* _EXTRAIT_:

Pas envie de parler du médecin

 

On en profite pour lui demander s’il a vu l’infirmière, le médecin. La question était « s’il avait pu voir, s’il le souhaitait… », mais il la prend plus inquisitrice qu’elle ne l’était. Une ombre passe sur son visage. Ses deux bras marqués chacun d’une dizaine de cicatrices pas si anciennes que ça, comme des entailles de lames de rasoir, doivent se rappeler à son mauvais souvenir. Ne pas insister, surtout… Nous sommes là pour le soutenir, pas pour le mettre mal à l’aise. Toutes nos autres questions, il les acceptera, mais pas celle-là.

-  « Je suis arrivé il y a dix ans et demi en France. Je suis Irakien. Je viens d’un petit village où je vivais avec mes parents, mes six grandes sœurs et mes deux frères ».

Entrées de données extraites
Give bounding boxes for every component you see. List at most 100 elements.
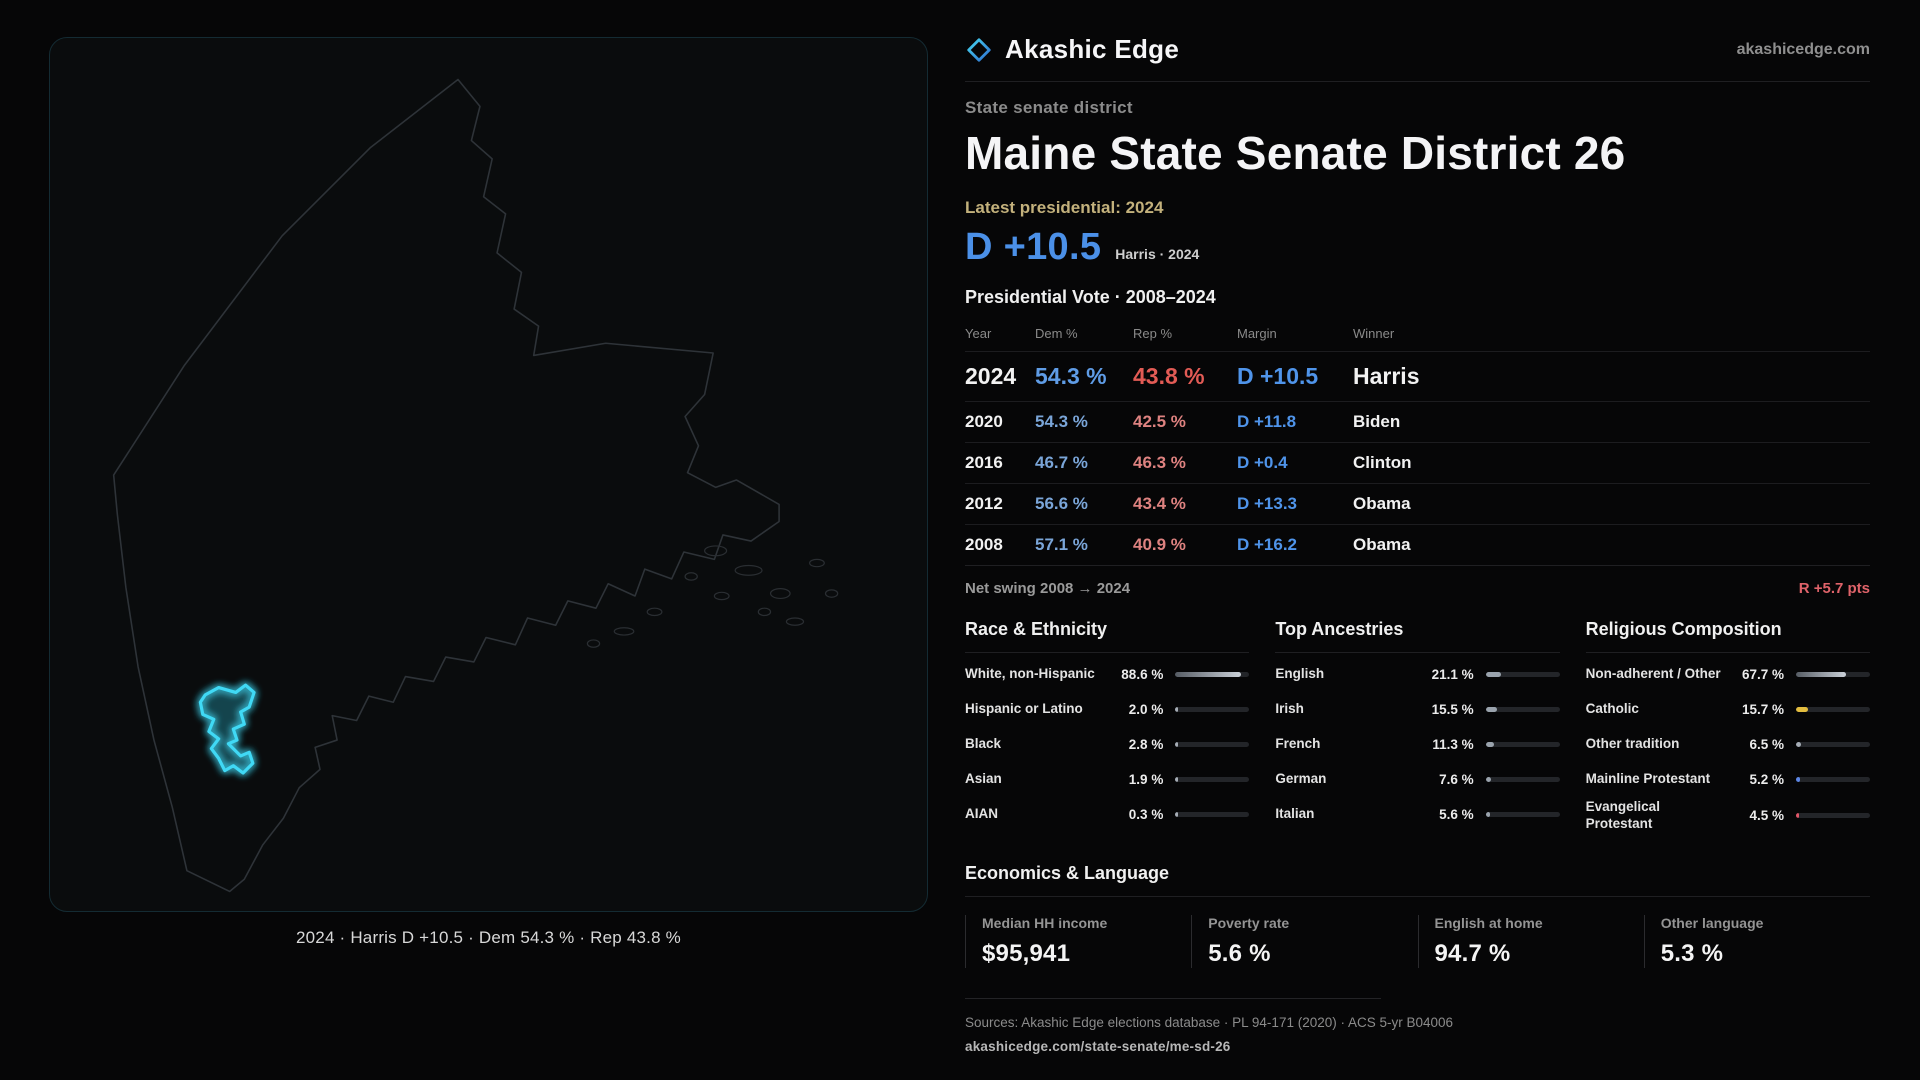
demo-value: 6.5 % xyxy=(1749,737,1784,752)
religious-composition-column: Religious Composition Non-adherent / Oth… xyxy=(1585,619,1870,835)
permalink[interactable]: akashicedge.com/state-senate/me-sd-26 xyxy=(965,1038,1231,1054)
maine-map xyxy=(112,78,839,893)
table-row: 2020 54.3 % 42.5 % D +11.8 Biden xyxy=(965,401,1870,442)
list-item: Other tradition 6.5 % xyxy=(1586,727,1870,762)
cell-year: 2016 xyxy=(965,453,1003,472)
demo-label: Asian xyxy=(965,771,1002,787)
col-rep: Rep % xyxy=(1133,326,1173,341)
cell-dem: 54.3 % xyxy=(1035,412,1088,431)
cell-rep: 46.3 % xyxy=(1133,453,1186,472)
demo-label: Italian xyxy=(1275,806,1315,822)
table-row: 2016 46.7 % 46.3 % D +0.4 Clinton xyxy=(965,442,1870,483)
cell-winner: Biden xyxy=(1353,412,1401,431)
demo-bar xyxy=(1796,742,1870,747)
cell-year: 2008 xyxy=(965,535,1003,554)
header-divider xyxy=(965,81,1870,82)
demo-value: 67.7 % xyxy=(1741,667,1784,682)
stat-value: 94.7 % xyxy=(1434,939,1511,967)
brand: Akashic Edge xyxy=(965,34,1179,65)
demo-value: 88.6 % xyxy=(1121,667,1164,682)
demo-bar xyxy=(1485,777,1560,782)
table-row: 2008 57.1 % 40.9 % D +16.2 Obama xyxy=(965,524,1870,565)
demo-value: 7.6 % xyxy=(1439,772,1474,787)
cell-rep: 43.4 % xyxy=(1133,494,1186,513)
list-item: Catholic 15.7 % xyxy=(1586,692,1870,727)
cell-winner: Obama xyxy=(1353,535,1411,554)
footer-divider xyxy=(965,997,1382,999)
cell-dem: 56.6 % xyxy=(1035,494,1088,513)
list-item: White, non-Hispanic 88.6 % xyxy=(965,657,1250,692)
cell-winner: Obama xyxy=(1353,494,1411,513)
list-item: German 7.6 % xyxy=(1275,762,1560,797)
stat-other-language: Other language 5.3 % xyxy=(1643,914,1870,968)
cell-margin: D +11.8 xyxy=(1237,412,1297,431)
headline-margin-value: D +10.5 xyxy=(965,226,1102,268)
demo-label: AIAN xyxy=(965,806,998,822)
cell-year: 2020 xyxy=(965,412,1003,431)
headline-margin-detail: Harris · 2024 xyxy=(1115,246,1200,262)
site-link[interactable]: akashicedge.com xyxy=(1736,40,1870,58)
list-item: AIAN 0.3 % xyxy=(965,797,1250,832)
economics-section: Economics & Language Median HH income $9… xyxy=(965,863,1870,968)
stat-value: 5.3 % xyxy=(1660,939,1724,967)
cell-winner: Harris xyxy=(1353,363,1420,389)
cell-margin: D +0.4 xyxy=(1237,453,1288,472)
content-panel: Akashic Edge akashicedge.com State senat… xyxy=(965,0,1870,1054)
map-caption: 2024 · Harris D +10.5 · Dem 54.3 % · Rep… xyxy=(296,928,681,947)
demo-label: Mainline Protestant xyxy=(1585,771,1711,787)
top-ancestries-column: Top Ancestries English 21.1 % Irish 15.5… xyxy=(1275,619,1560,835)
demo-bar xyxy=(1796,672,1870,677)
demo-label: English xyxy=(1275,666,1325,682)
demo-bar xyxy=(1485,742,1560,747)
stat-value: $95,941 xyxy=(982,939,1071,967)
stat-english-at-home: English at home 94.7 % xyxy=(1417,914,1644,968)
section-title: Race & Ethnicity xyxy=(965,619,1250,653)
brand-name: Akashic Edge xyxy=(1005,34,1180,64)
economics-title: Economics & Language xyxy=(965,863,1870,897)
cell-rep: 42.5 % xyxy=(1133,412,1186,431)
section-title: Religious Composition xyxy=(1585,619,1870,653)
demo-value: 21.1 % xyxy=(1431,667,1474,682)
maine-state-outline-icon xyxy=(112,78,780,893)
demo-bar xyxy=(1175,672,1250,677)
race-ethnicity-column: Race & Ethnicity White, non-Hispanic 88.… xyxy=(965,619,1250,835)
cell-year: 2024 xyxy=(965,363,1017,389)
demo-label: Hispanic or Latino xyxy=(965,701,1083,717)
stat-label: Other language xyxy=(1660,914,1764,931)
cell-dem: 46.7 % xyxy=(1035,453,1088,472)
district-type-label: State senate district xyxy=(965,98,1133,117)
demo-value: 4.5 % xyxy=(1749,808,1784,824)
list-item: Evangelical Protestant 4.5 % xyxy=(1586,797,1870,835)
map-section: 2024 · Harris D +10.5 · Dem 54.3 % · Rep… xyxy=(49,37,928,948)
demo-bar xyxy=(1485,812,1560,817)
cell-year: 2012 xyxy=(965,494,1003,513)
demo-value: 2.8 % xyxy=(1128,737,1164,752)
demo-bar xyxy=(1796,777,1870,782)
section-title: Top Ancestries xyxy=(1275,619,1560,653)
brand-logo-diamond-icon xyxy=(967,37,991,62)
sources-text: Sources: Akashic Edge elections database… xyxy=(965,1014,1454,1030)
demo-label: German xyxy=(1275,771,1327,787)
demo-label: White, non-Hispanic xyxy=(965,666,1095,682)
page-footer: Sources: Akashic Edge elections database… xyxy=(965,997,1870,1054)
demo-label: Evangelical Protestant xyxy=(1585,799,1660,831)
list-item: Non-adherent / Other 67.7 % xyxy=(1586,657,1870,692)
stat-value: 5.6 % xyxy=(1208,939,1271,967)
demo-value: 15.7 % xyxy=(1741,702,1784,717)
stat-label: Median HH income xyxy=(982,914,1108,931)
col-margin: Margin xyxy=(1237,326,1277,341)
highlighted-district-shape[interactable] xyxy=(198,683,256,775)
net-swing-value: R +5.7 pts xyxy=(1798,580,1870,597)
list-item: French 11.3 % xyxy=(1275,727,1560,762)
demo-bar xyxy=(1175,812,1250,817)
col-year: Year xyxy=(965,326,992,341)
demo-value: 5.6 % xyxy=(1439,807,1474,822)
cell-margin: D +10.5 xyxy=(1237,363,1319,389)
cell-dem: 54.3 % xyxy=(1035,363,1107,389)
cell-margin: D +13.3 xyxy=(1237,494,1298,513)
page-title: Maine State Senate District 26 xyxy=(965,127,1626,179)
demo-bar xyxy=(1175,777,1250,782)
cell-rep: 43.8 % xyxy=(1133,363,1205,389)
net-swing-row: Net swing 2008 → 2024 R +5.7 pts xyxy=(965,565,1870,597)
cell-winner: Clinton xyxy=(1353,453,1412,472)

* _CONSIGNE_:
Recopiez mot pour mot l'intégralité de l'extrait, de son titre jusqu'à la dernière phrase.

* _RÉPONSE_:
Pas envie de parler du médecin

 

On en profite pour lui demander s’il a vu l’infirmière, le médecin. La question était « s’il avait pu voir, s’il le souhaitait… », mais il la prend plus inquisitrice qu’elle ne l’était. Une ombre passe sur son visage. Ses deux bras marqués chacun d’une dizaine de cicatrices pas si anciennes que ça, comme des entailles de lames de rasoir, doivent se rappeler à son mauvais souvenir. Ne pas insister, surtout… Nous sommes là pour le soutenir, pas pour le mettre mal à l’aise. Toutes nos autres questions, il les acceptera, mais pas celle-là.

-  « Je suis arrivé il y a dix ans et demi en France. Je suis Irakien. Je viens d’un petit village où je vivais avec mes parents, mes six grandes sœurs et mes deux frères ».